Problem description ::
Pictures within the data are to be left out; everything else must be reproduced exactly.

▶

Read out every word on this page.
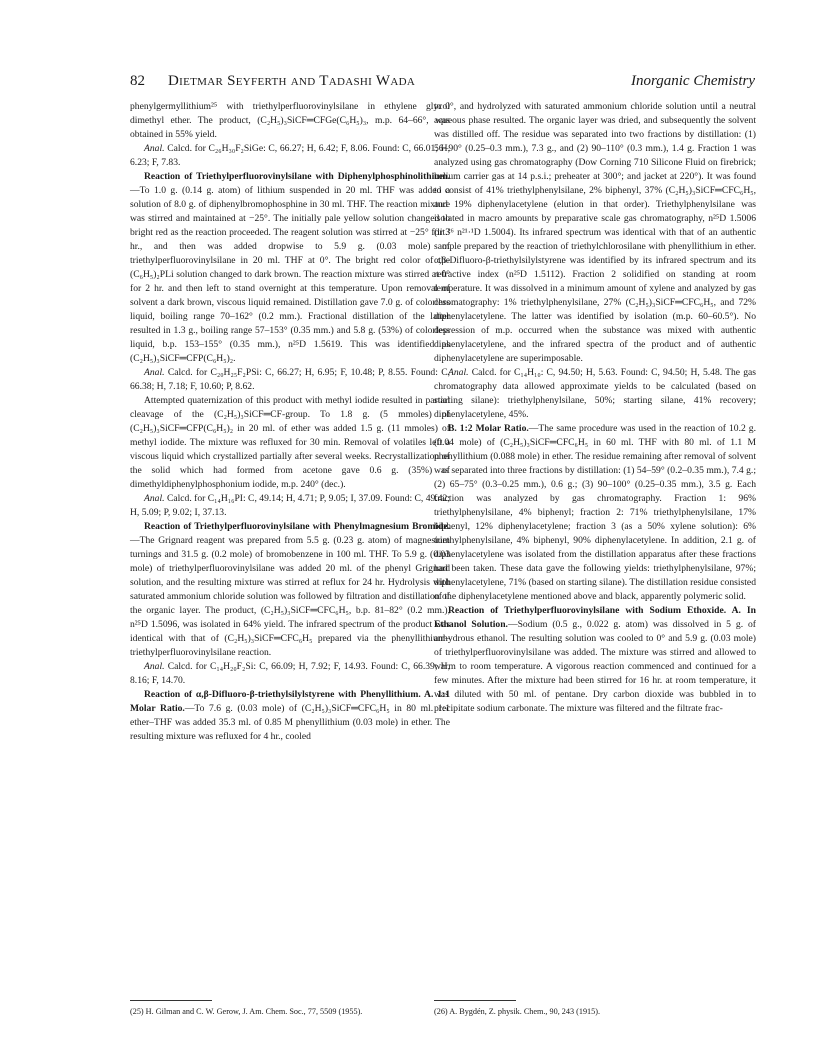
82 Dietmar Seyferth and Tadashi Wada	Inorganic Chemistry

phenylgermyllithium²⁵ with triethylperfluorovinylsilane in ethylene glycol dimethyl ether. The product, (C₂H₅)₃SiCF═CFGe(C₆H₅)₃, m.p. 64–66°, was obtained in 55% yield.

Anal. Calcd. for C₂₆H₃₀F₂SiGe: C, 66.27; H, 6.42; F, 8.06. Found: C, 66.01; H, 6.23; F, 7.83.

Reaction of Triethylperfluorovinylsilane with Diphenylphosphinolithium.—To 1.0 g. (0.14 g. atom) of lithium suspended in 20 ml. THF was added a solution of 8.0 g. of diphenylbromophosphine in 30 ml. THF. The reaction mixture was stirred and maintained at −25°. The initially pale yellow solution changed to bright red as the reaction proceeded. The reagent solution was stirred at −25° for 3 hr., and then was added dropwise to 5.9 g. (0.03 mole) of triethylperfluorovinylsilane in 20 ml. THF at 0°. The bright red color of the (C₆H₅)₂PLi solution changed to dark brown. The reaction mixture was stirred at 0° for 2 hr. and then left to stand overnight at this temperature. Upon removal of solvent a dark brown, viscous liquid remained. Distillation gave 7.0 g. of colorless liquid, boiling range 70–162° (0.2 mm.). Fractional distillation of the latter resulted in 1.3 g., boiling range 57–153° (0.35 mm.) and 5.8 g. (53%) of colorless liquid, b.p. 153–155° (0.35 mm.), n²⁵D 1.5619. This was identified as (C₂H₅)₃SiCF═CFP(C₆H₅)₂.

Anal. Calcd. for C₂₀H₂₅F₂PSi: C, 66.27; H, 6.95; F, 10.48; P, 8.55. Found: C, 66.38; H, 7.18; F, 10.60; P, 8.62.

Attempted quaternization of this product with methyl iodide resulted in partial cleavage of the (C₂H₅)₃SiCF═CF-group. To 1.8 g. (5 mmoles) of (C₂H₅)₃SiCF═CFP(C₆H₅)₂ in 20 ml. of ether was added 1.5 g. (11 mmoles) of methyl iodide. The mixture was refluxed for 30 min. Removal of volatiles left a viscous liquid which crystallized partially after several weeks. Recrystallization of the solid which had formed from acetone gave 0.6 g. (35%) of dimethyldiphenylphosphonium iodide, m.p. 240° (dec.).

Anal. Calcd. for C₁₄H₁₆PI: C, 49.14; H, 4.71; P, 9.05; I, 37.09. Found: C, 49.42; H, 5.09; P, 9.02; I, 37.13.

Reaction of Triethylperfluorovinylsilane with Phenylmagnesium Bromide.—The Grignard reagent was prepared from 5.5 g. (0.23 g. atom) of magnesium turnings and 31.5 g. (0.2 mole) of bromobenzene in 100 ml. THF. To 5.9 g. (0.03 mole) of triethylperfluorovinylsilane was added 20 ml. of the phenyl Grignard solution, and the resulting mixture was stirred at reflux for 24 hr. Hydrolysis with saturated ammonium chloride solution was followed by filtration and distillation of the organic layer. The product, (C₂H₅)₃SiCF═CFC₆H₅, b.p. 81–82° (0.2 mm.), n²⁵D 1.5096, was isolated in 64% yield. The infrared spectrum of the product was identical with that of (C₂H₅)₃SiCF═CFC₆H₅ prepared via the phenyllithium–triethylperfluorovinylsilane reaction.

Anal. Calcd. for C₁₄H₂₀F₂Si: C, 66.09; H, 7.92; F, 14.93. Found: C, 66.39; H, 8.16; F, 14.70.

Reaction of α,β-Difluoro-β-triethylsilylstyrene with Phenyllithium. A. 1:1 Molar Ratio.—To 7.6 g. (0.03 mole) of (C₂H₅)₃SiCF═CFC₆H₅ in 80 ml. 1:1 ether–THF was added 35.3 ml. of 0.85 M phenyllithium (0.03 mole) in ether. The resulting mixture was refluxed for 4 hr., cooled

to 0°, and hydrolyzed with saturated ammonium chloride solution until a neutral aqueous phase resulted. The organic layer was dried, and subsequently the solvent was distilled off. The residue was separated into two fractions by distillation: (1) 56–90° (0.25–0.3 mm.), 7.3 g., and (2) 90–110° (0.3 mm.), 1.4 g. Fraction 1 was analyzed using gas chromatography (Dow Corning 710 Silicone Fluid on firebrick; helium carrier gas at 14 p.s.i.; preheater at 300°; and jacket at 220°). It was found to consist of 41% triethylphenylsilane, 2% biphenyl, 37% (C₂H₅)₃SiCF═CFC₆H₅, and 19% diphenylacetylene (elution in that order). Triethylphenylsilane was isolated in macro amounts by preparative scale gas chromatography, n²⁵D 1.5006 (lit.²⁶ n²¹·¹D 1.5004). Its infrared spectrum was identical with that of an authentic sample prepared by the reaction of triethylchlorosilane with phenyllithium in ether. α,β-Difluoro-β-triethylsilylstyrene was identified by its infrared spectrum and its refractive index (n²⁵D 1.5112). Fraction 2 solidified on standing at room temperature. It was dissolved in a minimum amount of xylene and analyzed by gas chromatography: 1% triethylphenylsilane, 27% (C₂H₅)₃SiCF═CFC₆H₅, and 72% diphenylacetylene. The latter was identified by isolation (m.p. 60–60.5°). No depression of m.p. occurred when the substance was mixed with authentic diphenylacetylene, and the infrared spectra of the product and of authentic diphenylacetylene are superimposable.

Anal. Calcd. for C₁₄H₁₀: C, 94.50; H, 5.63. Found: C, 94.50; H, 5.48. The gas chromatography data allowed approximate yields to be calculated (based on starting silane): triethylphenylsilane, 50%; starting silane, 41% recovery; diphenylacetylene, 45%.

B. 1:2 Molar Ratio.—The same procedure was used in the reaction of 10.2 g. (0.04 mole) of (C₂H₅)₃SiCF═CFC₆H₅ in 60 ml. THF with 80 ml. of 1.1 M phenyllithium (0.088 mole) in ether. The residue remaining after removal of solvent was separated into three fractions by distillation: (1) 54–59° (0.2–0.35 mm.), 7.4 g.; (2) 65–75° (0.3–0.25 mm.), 0.6 g.; (3) 90–100° (0.25–0.35 mm.), 3.5 g. Each fraction was analyzed by gas chromatography. Fraction 1: 96% triethylphenylsilane, 4% biphenyl; fraction 2: 71% triethylphenylsilane, 17% biphenyl, 12% diphenylacetylene; fraction 3 (as a 50% xylene solution): 6% triethylphenylsilane, 4% biphenyl, 90% diphenylacetylene. In addition, 2.1 g. of diphenylacetylene was isolated from the distillation apparatus after these fractions had been taken. These data gave the following yields: triethylphenylsilane, 97%; diphenylacetylene, 71% (based on starting silane). The distillation residue consisted of the diphenylacetylene mentioned above and black, apparently polymeric solid.

Reaction of Triethylperfluorovinylsilane with Sodium Ethoxide. A. In Ethanol Solution.—Sodium (0.5 g., 0.022 g. atom) was dissolved in 5 g. of anhydrous ethanol. The resulting solution was cooled to 0° and 5.9 g. (0.03 mole) of triethylperfluorovinylsilane was added. The mixture was stirred and allowed to warm to room temperature. A vigorous reaction commenced and continued for a few minutes. After the mixture had been stirred for 16 hr. at room temperature, it was diluted with 50 ml. of pentane. Dry carbon dioxide was bubbled in to precipitate sodium carbonate. The mixture was filtered and the filtrate frac-

(25) H. Gilman and C. W. Gerow, J. Am. Chem. Soc., 77, 5509 (1955).	(26) A. Bygdén, Z. physik. Chem., 90, 243 (1915).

◀

Task answer ::
Read out every word on this page.
82 Dietmar Seyferth and Tadashi Wada	Inorganic Chemistry

phenylgermyllithium²⁵ with triethylperfluorovinylsilane in ethylene glycol dimethyl ether. The product, (C₂H₅)₃SiCF═CFGe(C₆H₅)₃, m.p. 64–66°, was obtained in 55% yield.

Anal. Calcd. for C₂₆H₃₀F₂SiGe: C, 66.27; H, 6.42; F, 8.06. Found: C, 66.01; H, 6.23; F, 7.83.

Reaction of Triethylperfluorovinylsilane with Diphenylphosphinolithium.—To 1.0 g. (0.14 g. atom) of lithium suspended in 20 ml. THF was added a solution of 8.0 g. of diphenylbromophosphine in 30 ml. THF. The reaction mixture was stirred and maintained at −25°. The initially pale yellow solution changed to bright red as the reaction proceeded. The reagent solution was stirred at −25° for 3 hr., and then was added dropwise to 5.9 g. (0.03 mole) of triethylperfluorovinylsilane in 20 ml. THF at 0°. The bright red color of the (C₆H₅)₂PLi solution changed to dark brown. The reaction mixture was stirred at 0° for 2 hr. and then left to stand overnight at this temperature. Upon removal of solvent a dark brown, viscous liquid remained. Distillation gave 7.0 g. of colorless liquid, boiling range 70–162° (0.2 mm.). Fractional distillation of the latter resulted in 1.3 g., boiling range 57–153° (0.35 mm.) and 5.8 g. (53%) of colorless liquid, b.p. 153–155° (0.35 mm.), n²⁵D 1.5619. This was identified as (C₂H₅)₃SiCF═CFP(C₆H₅)₂.

Anal. Calcd. for C₂₀H₂₅F₂PSi: C, 66.27; H, 6.95; F, 10.48; P, 8.55. Found: C, 66.38; H, 7.18; F, 10.60; P, 8.62.

Attempted quaternization of this product with methyl iodide resulted in partial cleavage of the (C₂H₅)₃SiCF═CF-group. To 1.8 g. (5 mmoles) of (C₂H₅)₃SiCF═CFP(C₆H₅)₂ in 20 ml. of ether was added 1.5 g. (11 mmoles) of methyl iodide. The mixture was refluxed for 30 min. Removal of volatiles left a viscous liquid which crystallized partially after several weeks. Recrystallization of the solid which had formed from acetone gave 0.6 g. (35%) of dimethyldiphenylphosphonium iodide, m.p. 240° (dec.).

Anal. Calcd. for C₁₄H₁₆PI: C, 49.14; H, 4.71; P, 9.05; I, 37.09. Found: C, 49.42; H, 5.09; P, 9.02; I, 37.13.

Reaction of Triethylperfluorovinylsilane with Phenylmagnesium Bromide.—The Grignard reagent was prepared from 5.5 g. (0.23 g. atom) of magnesium turnings and 31.5 g. (0.2 mole) of bromobenzene in 100 ml. THF. To 5.9 g. (0.03 mole) of triethylperfluorovinylsilane was added 20 ml. of the phenyl Grignard solution, and the resulting mixture was stirred at reflux for 24 hr. Hydrolysis with saturated ammonium chloride solution was followed by filtration and distillation of the organic layer. The product, (C₂H₅)₃SiCF═CFC₆H₅, b.p. 81–82° (0.2 mm.), n²⁵D 1.5096, was isolated in 64% yield. The infrared spectrum of the product was identical with that of (C₂H₅)₃SiCF═CFC₆H₅ prepared via the phenyllithium–triethylperfluorovinylsilane reaction.

Anal. Calcd. for C₁₄H₂₀F₂Si: C, 66.09; H, 7.92; F, 14.93. Found: C, 66.39; H, 8.16; F, 14.70.

Reaction of α,β-Difluoro-β-triethylsilylstyrene with Phenyllithium. A. 1:1 Molar Ratio.—To 7.6 g. (0.03 mole) of (C₂H₅)₃SiCF═CFC₆H₅ in 80 ml. 1:1 ether–THF was added 35.3 ml. of 0.85 M phenyllithium (0.03 mole) in ether. The resulting mixture was refluxed for 4 hr., cooled

to 0°, and hydrolyzed with saturated ammonium chloride solution until a neutral aqueous phase resulted. The organic layer was dried, and subsequently the solvent was distilled off. The residue was separated into two fractions by distillation: (1) 56–90° (0.25–0.3 mm.), 7.3 g., and (2) 90–110° (0.3 mm.), 1.4 g. Fraction 1 was analyzed using gas chromatography (Dow Corning 710 Silicone Fluid on firebrick; helium carrier gas at 14 p.s.i.; preheater at 300°; and jacket at 220°). It was found to consist of 41% triethylphenylsilane, 2% biphenyl, 37% (C₂H₅)₃SiCF═CFC₆H₅, and 19% diphenylacetylene (elution in that order). Triethylphenylsilane was isolated in macro amounts by preparative scale gas chromatography, n²⁵D 1.5006 (lit.²⁶ n²¹·¹D 1.5004). Its infrared spectrum was identical with that of an authentic sample prepared by the reaction of triethylchlorosilane with phenyllithium in ether. α,β-Difluoro-β-triethylsilylstyrene was identified by its infrared spectrum and its refractive index (n²⁵D 1.5112). Fraction 2 solidified on standing at room temperature. It was dissolved in a minimum amount of xylene and analyzed by gas chromatography: 1% triethylphenylsilane, 27% (C₂H₅)₃SiCF═CFC₆H₅, and 72% diphenylacetylene. The latter was identified by isolation (m.p. 60–60.5°). No depression of m.p. occurred when the substance was mixed with authentic diphenylacetylene, and the infrared spectra of the product and of authentic diphenylacetylene are superimposable.

Anal. Calcd. for C₁₄H₁₀: C, 94.50; H, 5.63. Found: C, 94.50; H, 5.48. The gas chromatography data allowed approximate yields to be calculated (based on starting silane): triethylphenylsilane, 50%; starting silane, 41% recovery; diphenylacetylene, 45%.

B. 1:2 Molar Ratio.—The same procedure was used in the reaction of 10.2 g. (0.04 mole) of (C₂H₅)₃SiCF═CFC₆H₅ in 60 ml. THF with 80 ml. of 1.1 M phenyllithium (0.088 mole) in ether. The residue remaining after removal of solvent was separated into three fractions by distillation: (1) 54–59° (0.2–0.35 mm.), 7.4 g.; (2) 65–75° (0.3–0.25 mm.), 0.6 g.; (3) 90–100° (0.25–0.35 mm.), 3.5 g. Each fraction was analyzed by gas chromatography. Fraction 1: 96% triethylphenylsilane, 4% biphenyl; fraction 2: 71% triethylphenylsilane, 17% biphenyl, 12% diphenylacetylene; fraction 3 (as a 50% xylene solution): 6% triethylphenylsilane, 4% biphenyl, 90% diphenylacetylene. In addition, 2.1 g. of diphenylacetylene was isolated from the distillation apparatus after these fractions had been taken. These data gave the following yields: triethylphenylsilane, 97%; diphenylacetylene, 71% (based on starting silane). The distillation residue consisted of the diphenylacetylene mentioned above and black, apparently polymeric solid.

Reaction of Triethylperfluorovinylsilane with Sodium Ethoxide. A. In Ethanol Solution.—Sodium (0.5 g., 0.022 g. atom) was dissolved in 5 g. of anhydrous ethanol. The resulting solution was cooled to 0° and 5.9 g. (0.03 mole) of triethylperfluorovinylsilane was added. The mixture was stirred and allowed to warm to room temperature. A vigorous reaction commenced and continued for a few minutes. After the mixture had been stirred for 16 hr. at room temperature, it was diluted with 50 ml. of pentane. Dry carbon dioxide was bubbled in to precipitate sodium carbonate. The mixture was filtered and the filtrate frac-

(25) H. Gilman and C. W. Gerow, J. Am. Chem. Soc., 77, 5509 (1955).	(26) A. Bygdén, Z. physik. Chem., 90, 243 (1915).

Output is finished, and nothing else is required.